Filter the records below for the word "карту". Copy each line that holds it.

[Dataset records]
___
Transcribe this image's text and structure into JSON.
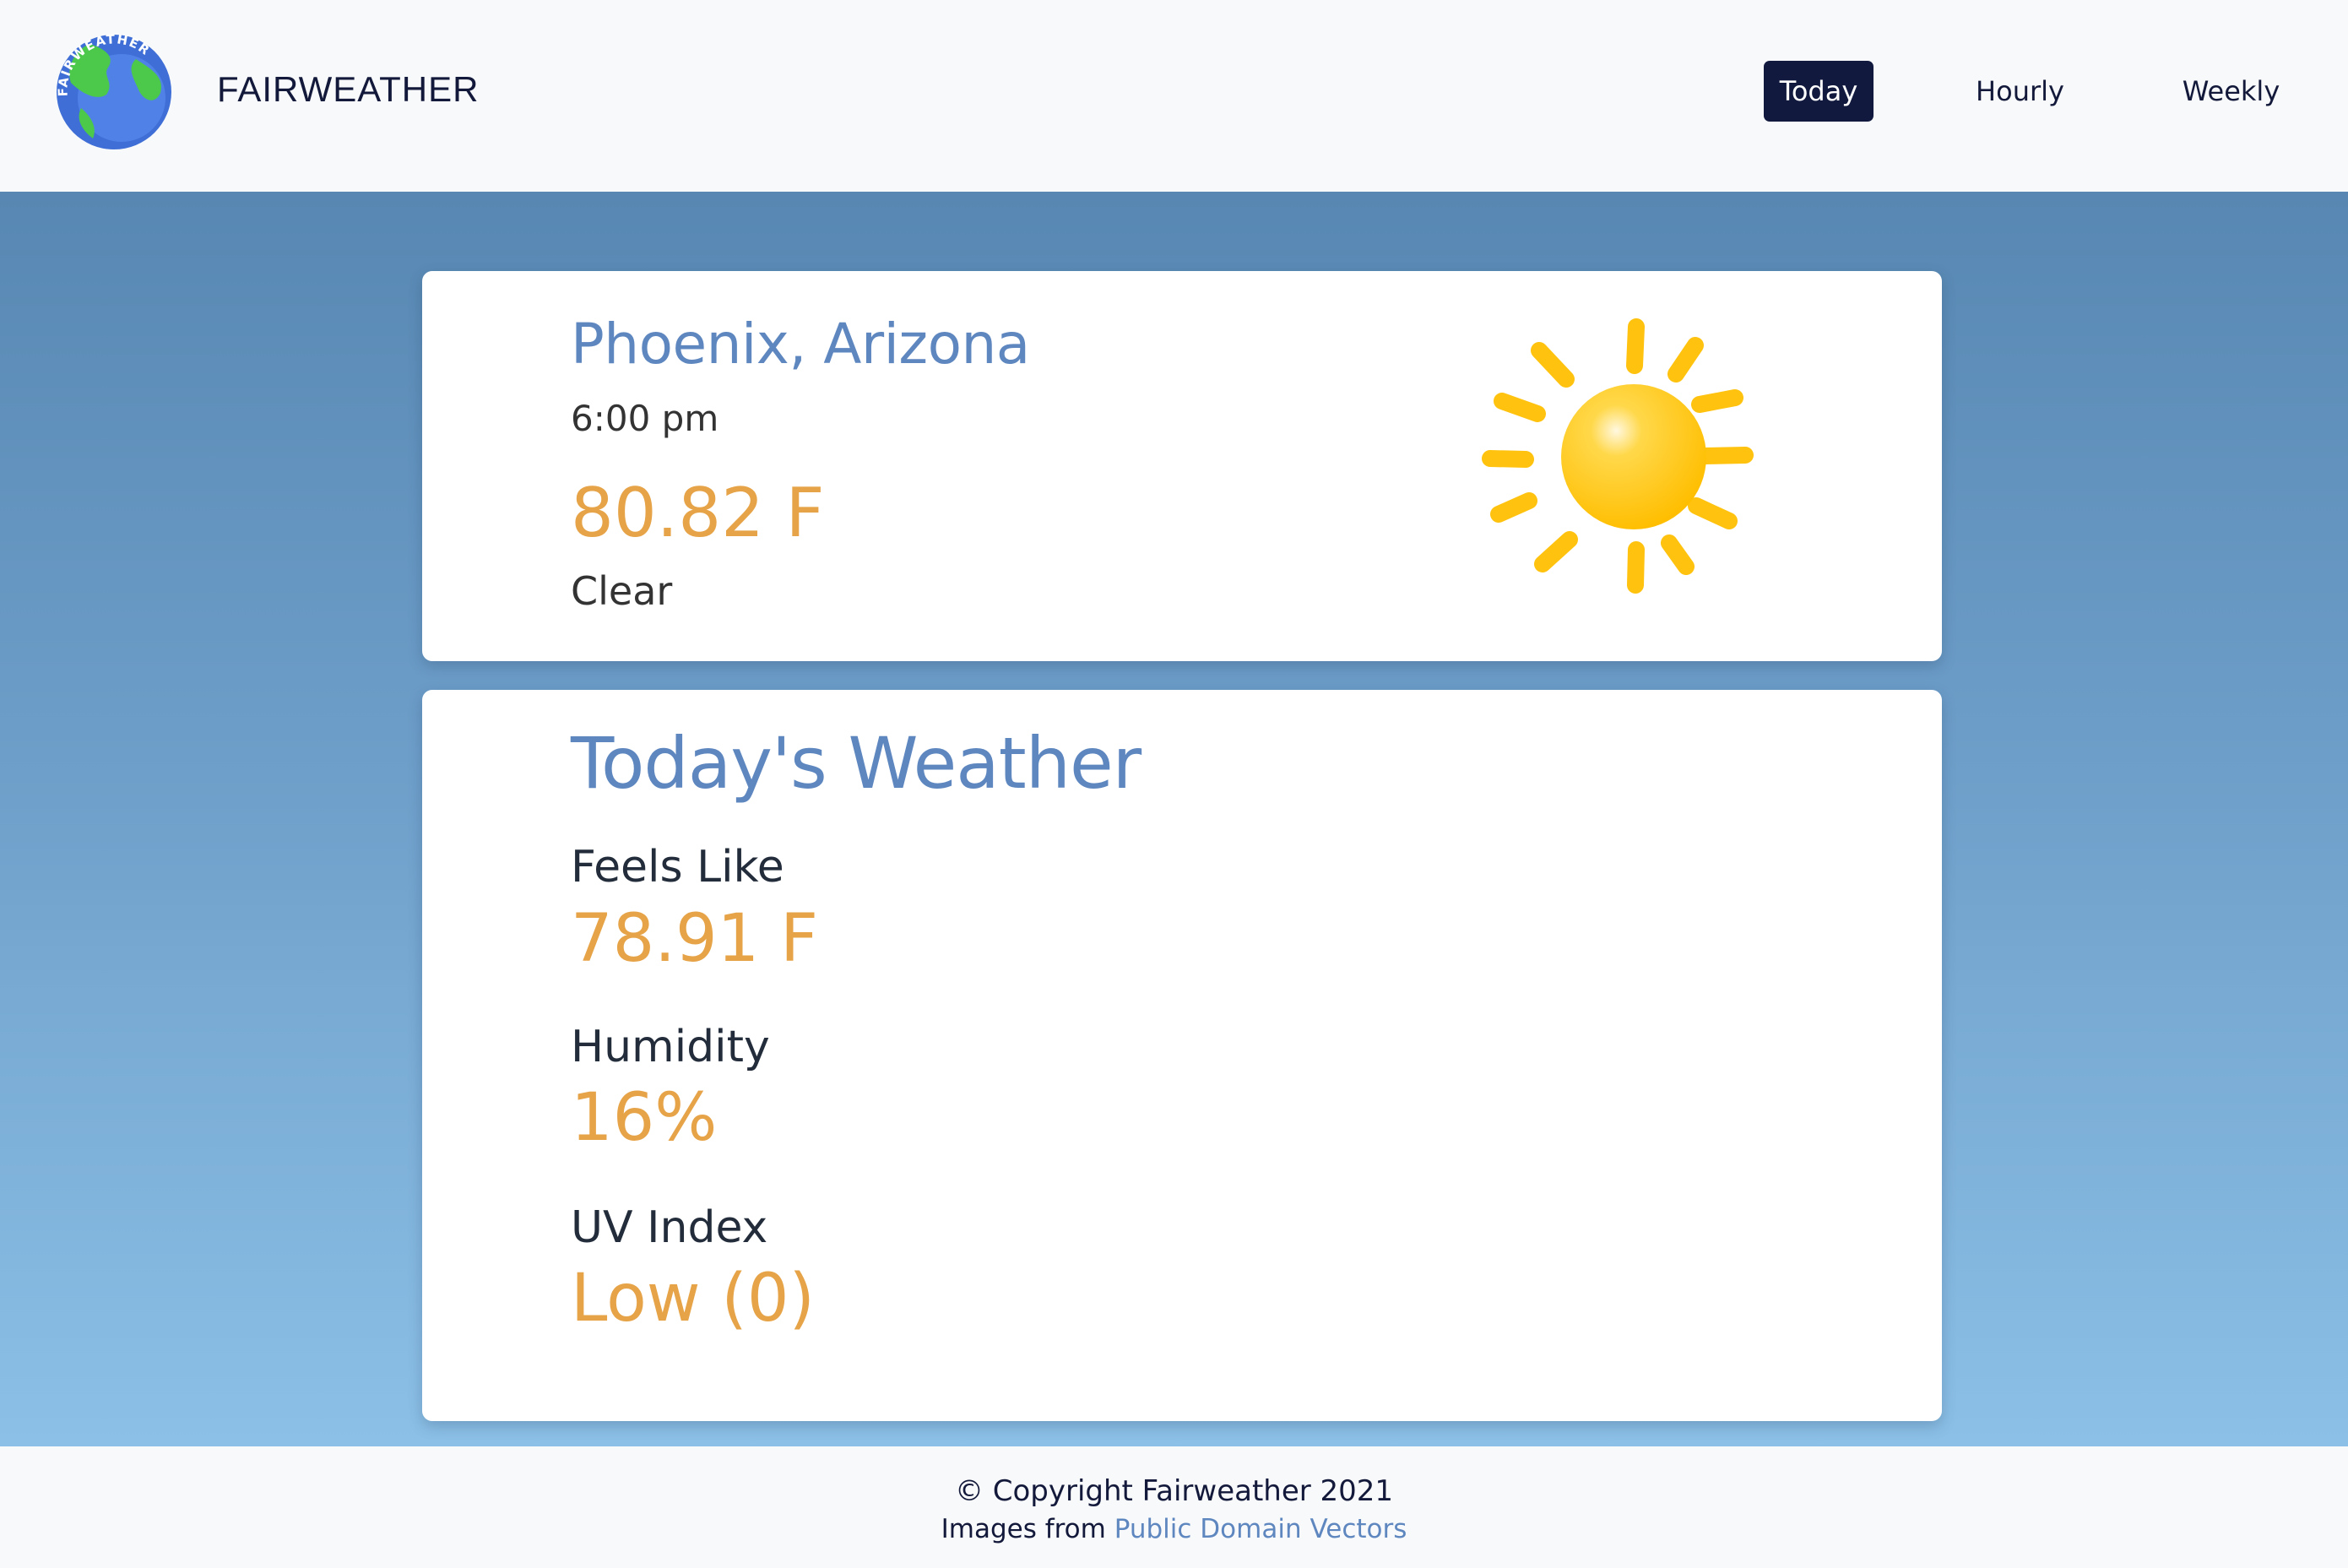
{
  "header": {
    "brand": "FAIRWEATHER",
    "logo_text": "FAIRWEATHER",
    "nav": {
      "today": "Today",
      "hourly": "Hourly",
      "weekly": "Weekly"
    },
    "active_tab": "Today"
  },
  "current": {
    "city": "Phoenix, Arizona",
    "time": "6:00 pm",
    "temperature": "80.82 F",
    "condition": "Clear",
    "icon": "sun-icon"
  },
  "today": {
    "title": "Today's Weather",
    "feels_like_label": "Feels Like",
    "feels_like_value": "78.91 F",
    "humidity_label": "Humidity",
    "humidity_value": "16%",
    "uv_label": "UV Index",
    "uv_value": "Low (0)"
  },
  "footer": {
    "copyright": "© Copyright Fairweather 2021",
    "credits_prefix": "Images from",
    "credits_link": "Public Domain Vectors"
  },
  "colors": {
    "accent_blue": "#5e87c0",
    "accent_orange": "#e6a347",
    "nav_dark": "#111a3e",
    "sun_yellow": "#ffc20e"
  }
}
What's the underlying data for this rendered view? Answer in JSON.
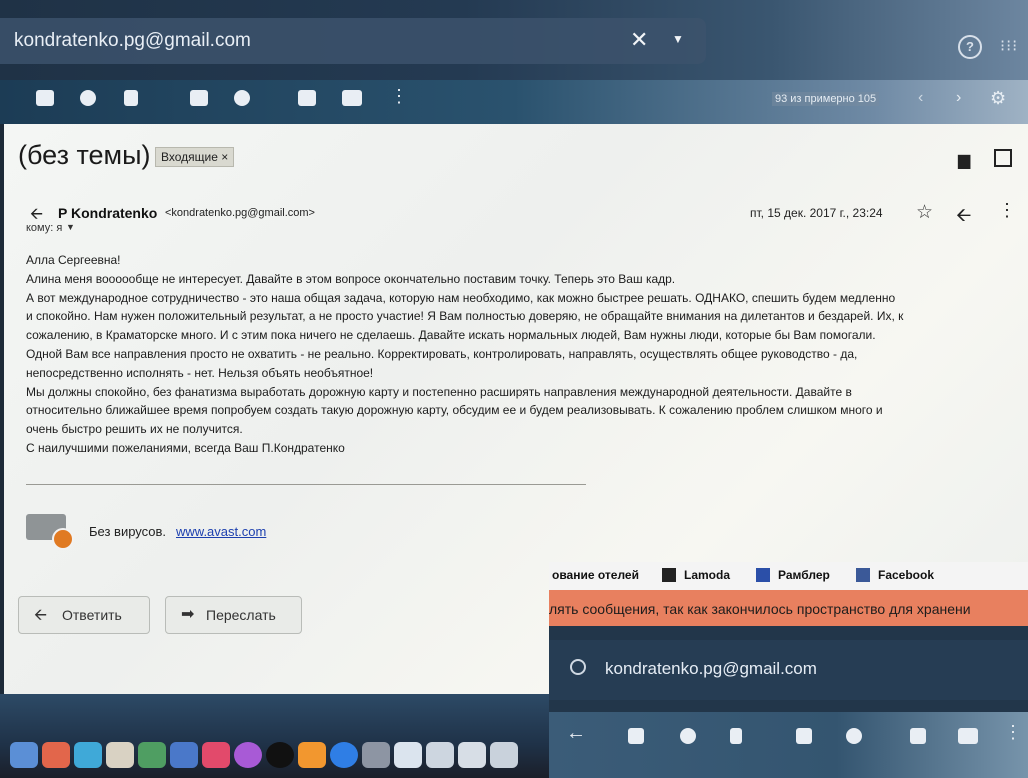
{
  "header": {
    "account": "kondratenko.pg@gmail.com",
    "clear_icon": "close-icon",
    "help_icon": "help-icon",
    "apps_icon": "apps-grid-icon"
  },
  "toolbar": {
    "icons": [
      "archive-icon",
      "report-spam-icon",
      "delete-icon",
      "mark-unread-icon",
      "snooze-icon",
      "move-to-icon",
      "label-icon",
      "more-vert-icon"
    ],
    "count": "93 из примерно 105"
  },
  "email": {
    "subject": "(без темы)",
    "label": "Входящие ×",
    "sender_name": "P Kondratenko",
    "sender_email": "<kondratenko.pg@gmail.com>",
    "to": "кому: я",
    "date": "пт, 15 дек. 2017 г., 23:24",
    "body": [
      "Алла Сергеевна!",
      "Алина меня воооообще не интересует. Давайте в этом вопросе окончательно поставим точку. Теперь это Ваш кадр.",
      "А вот международное сотрудничество - это наша общая задача, которую нам необходимо, как можно быстрее решать. ОДНАКО, спешить будем медленно",
      "и спокойно. Нам нужен положительный результат, а не просто участие! Я Вам полностью доверяю, не обращайте внимания на дилетантов и бездарей. Их, к",
      "сожалению, в Краматорске много. И с этим пока ничего не сделаешь. Давайте искать нормальных людей, Вам нужны люди, которые бы Вам помогали.",
      "Одной Вам все направления просто не охватить - не реально. Корректировать, контролировать, направлять, осуществлять общее руководство - да,",
      "непосредственно исполнять - нет. Нельзя объять необъятное!",
      "Мы должны спокойно, без фанатизма выработать дорожную карту и постепенно расширять направления международной деятельности. Давайте в",
      "относительно ближайшее время попробуем создать такую дорожную карту, обсудим ее и будем реализовывать. К сожалению проблем слишком много и",
      "очень быстро решить их не получится.",
      "С наилучшими пожеланиями, всегда Ваш П.Кондратенко"
    ],
    "avast_text": "Без вирусов.",
    "avast_link": "www.avast.com",
    "reply_label": "Ответить",
    "forward_label": "Переслать"
  },
  "inset": {
    "bookmarks": [
      "ование отелей",
      "Lamoda",
      "Рамблер",
      "Facebook"
    ],
    "storage_warning": "лять сообщения, так как закончилось пространство для хранени",
    "search_account": "kondratenko.pg@gmail.com"
  },
  "colors": {
    "chip_bg": "#d9d9d0",
    "link": "#1c3fae",
    "banner": "#e8805f",
    "avast": "#e07a22"
  }
}
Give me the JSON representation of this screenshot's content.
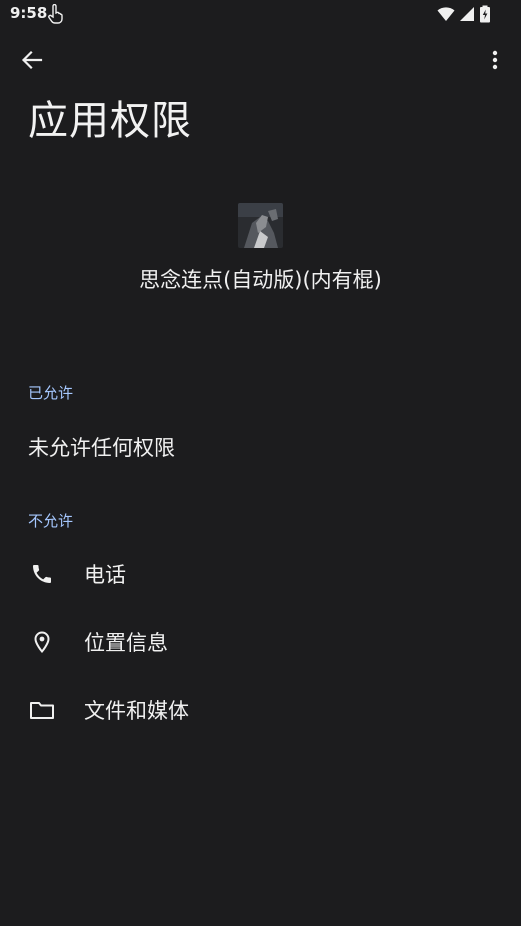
{
  "status_bar": {
    "time": "9:58",
    "icons": [
      "touch-icon",
      "wifi-icon",
      "cell-signal-icon",
      "battery-icon"
    ]
  },
  "app_bar": {
    "back_icon": "arrow-back-icon",
    "more_icon": "more-vertical-icon"
  },
  "page": {
    "title": "应用权限"
  },
  "app": {
    "name": "思念连点(自动版)(内有棍)"
  },
  "sections": {
    "allowed": {
      "header": "已允许",
      "empty_text": "未允许任何权限"
    },
    "denied": {
      "header": "不允许",
      "items": [
        {
          "label": "电话",
          "icon": "phone-icon"
        },
        {
          "label": "位置信息",
          "icon": "location-pin-icon"
        },
        {
          "label": "文件和媒体",
          "icon": "folder-icon"
        }
      ]
    }
  },
  "colors": {
    "background": "#1c1c1e",
    "text": "#f0f0f0",
    "section_header": "#a6c8ff"
  }
}
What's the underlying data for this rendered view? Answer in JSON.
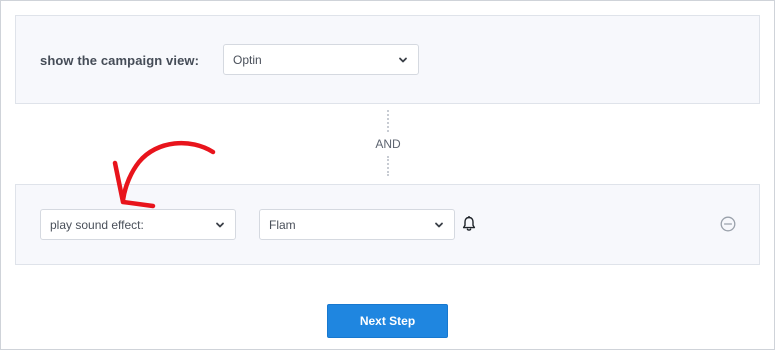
{
  "condition_block": {
    "label": "show the campaign view:",
    "select_value": "Optin"
  },
  "connector": {
    "text": "AND"
  },
  "action_block": {
    "action_select_value": "play sound effect:",
    "sound_select_value": "Flam"
  },
  "footer": {
    "next_button_label": "Next Step"
  },
  "colors": {
    "primary_button": "#1f86e0",
    "panel_background": "#f7f8fc",
    "annotation_arrow": "#e8141c"
  },
  "icons": {
    "select_caret": "chevron-down-icon",
    "sound": "bell-icon",
    "remove": "minus-circle-icon"
  }
}
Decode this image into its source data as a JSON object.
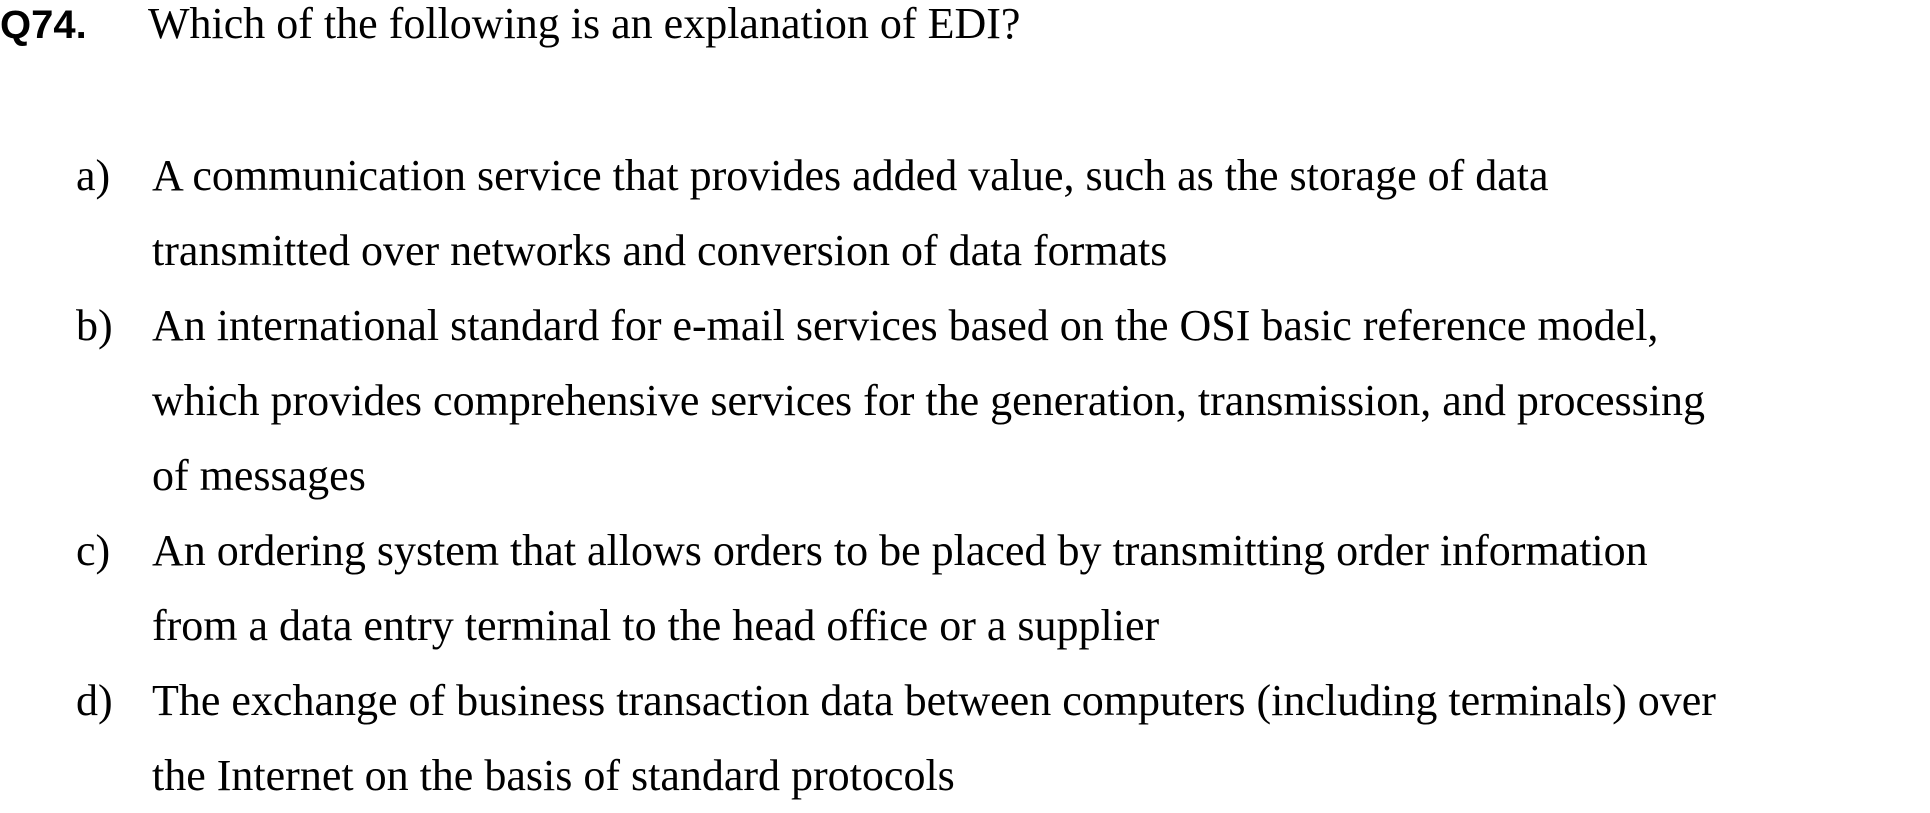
{
  "question": {
    "number": "Q74.",
    "text": "Which of the following is an explanation of EDI?"
  },
  "options": [
    {
      "letter": "a)",
      "lines": [
        "A communication service that provides added value, such as the storage of data",
        "transmitted over networks and conversion of data formats"
      ]
    },
    {
      "letter": "b)",
      "lines": [
        "An international standard for e-mail services based on the OSI basic reference model,",
        "which provides comprehensive services for the generation, transmission, and processing",
        "of messages"
      ]
    },
    {
      "letter": "c)",
      "lines": [
        "An ordering system that allows orders to be placed by transmitting order information",
        "from a data entry terminal to the head office or a supplier"
      ]
    },
    {
      "letter": "d)",
      "lines": [
        "The exchange of business transaction data between computers (including terminals) over",
        "the Internet on the basis of standard protocols"
      ]
    }
  ]
}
___
• _Result_:
      "Мы должны спокойно, без фанатизма выработать дорожную карту и постепенно расширять направления международной деятельности. Давайте в",
      "относительно ближайшее время попробуем создать такую дорожную карту, обсудим ее и будем реализовывать. К сожалению проблем слишком много и",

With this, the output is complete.